** START OF Extracted material **
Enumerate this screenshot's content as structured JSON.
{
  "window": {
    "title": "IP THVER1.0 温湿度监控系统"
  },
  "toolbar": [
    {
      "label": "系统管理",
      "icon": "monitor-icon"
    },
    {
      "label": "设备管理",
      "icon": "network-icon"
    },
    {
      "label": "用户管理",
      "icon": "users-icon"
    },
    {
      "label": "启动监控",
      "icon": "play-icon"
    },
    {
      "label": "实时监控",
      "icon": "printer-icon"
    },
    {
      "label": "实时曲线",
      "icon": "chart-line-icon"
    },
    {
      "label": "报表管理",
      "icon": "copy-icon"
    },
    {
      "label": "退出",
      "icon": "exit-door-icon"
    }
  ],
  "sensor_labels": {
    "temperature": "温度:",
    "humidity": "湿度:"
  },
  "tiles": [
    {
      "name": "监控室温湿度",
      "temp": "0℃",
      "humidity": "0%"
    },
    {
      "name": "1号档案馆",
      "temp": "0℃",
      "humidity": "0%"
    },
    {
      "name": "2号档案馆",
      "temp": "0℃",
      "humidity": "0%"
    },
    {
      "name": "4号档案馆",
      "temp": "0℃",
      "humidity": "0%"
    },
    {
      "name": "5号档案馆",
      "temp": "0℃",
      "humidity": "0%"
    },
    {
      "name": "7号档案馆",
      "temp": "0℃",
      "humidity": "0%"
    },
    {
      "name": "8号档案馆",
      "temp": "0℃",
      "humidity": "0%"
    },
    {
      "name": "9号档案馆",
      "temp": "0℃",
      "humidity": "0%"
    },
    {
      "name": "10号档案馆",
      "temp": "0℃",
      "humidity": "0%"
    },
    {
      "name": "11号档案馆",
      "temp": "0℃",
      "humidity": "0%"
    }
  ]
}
** END OF Extracted material **
# Description of the task
Find and count the lines of the data that include the string "icon", and report that figure by itself.

# Answer to this problem
8